> _SHORT EXERCISE_
Copy out each line of the listing below that contains the string "cumulative".

** Start DATA IN THIS EXERCISE **

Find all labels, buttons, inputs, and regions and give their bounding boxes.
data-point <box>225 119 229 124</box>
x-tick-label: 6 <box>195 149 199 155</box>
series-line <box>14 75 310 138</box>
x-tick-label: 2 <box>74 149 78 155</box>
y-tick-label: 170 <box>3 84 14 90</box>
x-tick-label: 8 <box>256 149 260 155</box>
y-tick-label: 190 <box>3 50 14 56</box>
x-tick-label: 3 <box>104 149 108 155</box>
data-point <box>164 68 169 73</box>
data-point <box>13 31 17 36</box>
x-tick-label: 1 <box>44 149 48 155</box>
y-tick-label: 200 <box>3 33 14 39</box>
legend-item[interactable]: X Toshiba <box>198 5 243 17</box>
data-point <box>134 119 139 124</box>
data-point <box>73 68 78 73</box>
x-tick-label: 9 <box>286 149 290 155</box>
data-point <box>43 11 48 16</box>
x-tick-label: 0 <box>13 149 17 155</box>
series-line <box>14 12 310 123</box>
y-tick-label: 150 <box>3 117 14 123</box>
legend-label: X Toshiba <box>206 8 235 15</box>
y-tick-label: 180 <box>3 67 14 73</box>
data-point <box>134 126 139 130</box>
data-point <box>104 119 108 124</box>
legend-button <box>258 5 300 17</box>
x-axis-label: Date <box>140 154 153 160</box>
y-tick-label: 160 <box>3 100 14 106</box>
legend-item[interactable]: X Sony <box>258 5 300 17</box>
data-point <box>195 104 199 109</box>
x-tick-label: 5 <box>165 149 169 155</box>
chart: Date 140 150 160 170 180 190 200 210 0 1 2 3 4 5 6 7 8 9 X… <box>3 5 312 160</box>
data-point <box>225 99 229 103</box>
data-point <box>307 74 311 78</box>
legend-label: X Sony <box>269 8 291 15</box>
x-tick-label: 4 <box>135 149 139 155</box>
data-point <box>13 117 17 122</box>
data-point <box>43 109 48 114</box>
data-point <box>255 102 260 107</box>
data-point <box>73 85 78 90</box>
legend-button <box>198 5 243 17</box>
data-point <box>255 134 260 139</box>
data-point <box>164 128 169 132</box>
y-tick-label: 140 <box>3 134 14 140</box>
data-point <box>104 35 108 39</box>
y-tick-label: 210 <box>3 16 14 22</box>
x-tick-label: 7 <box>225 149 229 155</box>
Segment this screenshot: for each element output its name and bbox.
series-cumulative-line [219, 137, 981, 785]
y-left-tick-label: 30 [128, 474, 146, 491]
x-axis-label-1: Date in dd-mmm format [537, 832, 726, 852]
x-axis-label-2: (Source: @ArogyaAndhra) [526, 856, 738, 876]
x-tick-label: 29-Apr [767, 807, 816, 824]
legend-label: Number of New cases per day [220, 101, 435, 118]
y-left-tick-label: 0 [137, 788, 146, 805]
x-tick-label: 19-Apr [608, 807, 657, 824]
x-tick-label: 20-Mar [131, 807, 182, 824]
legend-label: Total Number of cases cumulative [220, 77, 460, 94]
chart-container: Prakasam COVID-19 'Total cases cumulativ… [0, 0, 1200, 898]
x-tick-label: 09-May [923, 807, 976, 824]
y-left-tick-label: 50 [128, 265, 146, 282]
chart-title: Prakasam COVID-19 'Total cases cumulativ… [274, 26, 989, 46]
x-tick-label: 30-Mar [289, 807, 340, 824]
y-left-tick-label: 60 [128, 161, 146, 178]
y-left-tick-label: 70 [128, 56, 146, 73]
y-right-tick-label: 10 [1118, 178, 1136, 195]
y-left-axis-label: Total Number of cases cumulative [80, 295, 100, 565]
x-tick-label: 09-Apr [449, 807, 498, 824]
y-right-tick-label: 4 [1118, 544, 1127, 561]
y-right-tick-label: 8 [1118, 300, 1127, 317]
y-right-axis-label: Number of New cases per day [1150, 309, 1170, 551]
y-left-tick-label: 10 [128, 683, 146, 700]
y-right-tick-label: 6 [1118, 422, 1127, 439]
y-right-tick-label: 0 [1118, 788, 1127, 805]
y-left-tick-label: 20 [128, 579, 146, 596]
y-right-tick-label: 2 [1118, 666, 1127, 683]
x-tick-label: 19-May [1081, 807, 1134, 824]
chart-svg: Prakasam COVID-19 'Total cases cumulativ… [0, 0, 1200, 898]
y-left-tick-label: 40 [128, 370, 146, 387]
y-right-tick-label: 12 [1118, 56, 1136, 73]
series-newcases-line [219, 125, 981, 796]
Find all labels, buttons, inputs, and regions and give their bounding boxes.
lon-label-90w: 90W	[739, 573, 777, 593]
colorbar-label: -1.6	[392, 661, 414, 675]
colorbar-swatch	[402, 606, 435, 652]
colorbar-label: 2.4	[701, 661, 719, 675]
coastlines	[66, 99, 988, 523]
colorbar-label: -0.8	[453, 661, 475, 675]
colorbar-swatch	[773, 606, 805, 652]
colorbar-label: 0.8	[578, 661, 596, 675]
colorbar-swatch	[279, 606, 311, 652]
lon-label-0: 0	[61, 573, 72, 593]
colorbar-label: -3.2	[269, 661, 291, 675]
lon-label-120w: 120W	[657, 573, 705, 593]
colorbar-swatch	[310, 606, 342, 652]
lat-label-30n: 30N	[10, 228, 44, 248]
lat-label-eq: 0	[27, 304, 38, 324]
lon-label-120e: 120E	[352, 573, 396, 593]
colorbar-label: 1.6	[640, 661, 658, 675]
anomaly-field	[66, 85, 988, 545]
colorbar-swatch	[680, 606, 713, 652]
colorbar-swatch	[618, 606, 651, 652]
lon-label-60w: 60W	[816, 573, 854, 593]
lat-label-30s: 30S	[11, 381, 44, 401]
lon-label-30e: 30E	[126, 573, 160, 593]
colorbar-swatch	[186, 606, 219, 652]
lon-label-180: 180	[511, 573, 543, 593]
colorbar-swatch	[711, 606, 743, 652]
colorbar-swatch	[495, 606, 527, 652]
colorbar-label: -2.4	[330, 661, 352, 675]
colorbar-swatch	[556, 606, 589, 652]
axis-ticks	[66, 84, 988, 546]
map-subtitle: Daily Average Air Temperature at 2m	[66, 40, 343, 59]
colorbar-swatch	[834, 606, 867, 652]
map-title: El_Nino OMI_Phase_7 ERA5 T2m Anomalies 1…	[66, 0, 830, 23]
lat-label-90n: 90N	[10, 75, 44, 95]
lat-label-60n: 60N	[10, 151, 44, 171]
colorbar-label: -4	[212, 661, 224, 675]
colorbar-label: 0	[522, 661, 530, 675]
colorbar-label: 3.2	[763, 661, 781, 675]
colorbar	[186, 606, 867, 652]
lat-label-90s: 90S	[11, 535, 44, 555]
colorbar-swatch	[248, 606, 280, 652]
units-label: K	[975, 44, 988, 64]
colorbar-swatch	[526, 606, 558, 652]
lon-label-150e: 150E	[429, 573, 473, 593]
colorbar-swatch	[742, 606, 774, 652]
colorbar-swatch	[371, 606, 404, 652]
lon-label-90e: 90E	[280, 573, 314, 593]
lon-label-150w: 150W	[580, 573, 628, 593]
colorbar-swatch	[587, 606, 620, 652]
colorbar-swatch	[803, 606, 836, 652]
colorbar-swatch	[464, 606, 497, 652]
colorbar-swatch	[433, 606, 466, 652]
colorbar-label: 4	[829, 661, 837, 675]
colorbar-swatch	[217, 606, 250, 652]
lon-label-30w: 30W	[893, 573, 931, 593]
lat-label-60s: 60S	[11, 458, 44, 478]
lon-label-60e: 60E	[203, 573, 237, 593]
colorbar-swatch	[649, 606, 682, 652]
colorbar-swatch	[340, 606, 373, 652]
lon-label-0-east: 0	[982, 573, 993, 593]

** End DATA IN THIS EXERCISE **

> _EXPECTED OUTPUT_
series-cumulative-line [219, 137, 981, 785]
legend-label: Total Number of cases cumulative [220, 77, 460, 94]
y-left-axis-label: Total Number of cases cumulative [80, 295, 100, 565]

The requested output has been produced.